Data entries
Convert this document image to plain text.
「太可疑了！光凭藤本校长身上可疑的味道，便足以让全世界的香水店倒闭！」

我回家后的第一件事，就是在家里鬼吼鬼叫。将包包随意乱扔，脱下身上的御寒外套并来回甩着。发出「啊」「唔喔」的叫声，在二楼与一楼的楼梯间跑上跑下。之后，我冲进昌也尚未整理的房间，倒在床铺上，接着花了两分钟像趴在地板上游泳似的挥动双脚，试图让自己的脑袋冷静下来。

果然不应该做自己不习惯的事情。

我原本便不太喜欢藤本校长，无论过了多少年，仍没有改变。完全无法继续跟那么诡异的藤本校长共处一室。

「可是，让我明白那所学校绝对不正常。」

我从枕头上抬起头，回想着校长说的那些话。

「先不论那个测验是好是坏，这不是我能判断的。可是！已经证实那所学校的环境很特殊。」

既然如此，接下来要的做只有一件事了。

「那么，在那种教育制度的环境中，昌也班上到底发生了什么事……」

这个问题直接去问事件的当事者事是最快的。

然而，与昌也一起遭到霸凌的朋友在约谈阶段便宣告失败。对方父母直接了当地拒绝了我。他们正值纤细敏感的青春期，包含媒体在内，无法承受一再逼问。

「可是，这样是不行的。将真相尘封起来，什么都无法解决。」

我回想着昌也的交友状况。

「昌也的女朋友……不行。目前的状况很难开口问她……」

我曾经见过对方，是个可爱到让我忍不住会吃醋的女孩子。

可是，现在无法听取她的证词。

▶ [Work to complete]: Copy the records above exactly.

▶ [Final result]:
Convert this document image to plain text.
「太可疑了！光凭藤本校长身上可疑的味道，便足以让全世界的香水店倒闭！」

我回家后的第一件事，就是在家里鬼吼鬼叫。将包包随意乱扔，脱下身上的御寒外套并来回甩着。发出「啊」「唔喔」的叫声，在二楼与一楼的楼梯间跑上跑下。之后，我冲进昌也尚未整理的房间，倒在床铺上，接着花了两分钟像趴在地板上游泳似的挥动双脚，试图让自己的脑袋冷静下来。

果然不应该做自己不习惯的事情。

我原本便不太喜欢藤本校长，无论过了多少年，仍没有改变。完全无法继续跟那么诡异的藤本校长共处一室。

「可是，让我明白那所学校绝对不正常。」

我从枕头上抬起头，回想着校长说的那些话。

「先不论那个测验是好是坏，这不是我能判断的。可是！已经证实那所学校的环境很特殊。」

既然如此，接下来要的做只有一件事了。

「那么，在那种教育制度的环境中，昌也班上到底发生了什么事……」

这个问题直接去问事件的当事者事是最快的。

然而，与昌也一起遭到霸凌的朋友在约谈阶段便宣告失败。对方父母直接了当地拒绝了我。他们正值纤细敏感的青春期，包含媒体在内，无法承受一再逼问。

「可是，这样是不行的。将真相尘封起来，什么都无法解决。」

我回想着昌也的交友状况。

「昌也的女朋友……不行。目前的状况很难开口问她……」

我曾经见过对方，是个可爱到让我忍不住会吃醋的女孩子。

可是，现在无法听取她的证词。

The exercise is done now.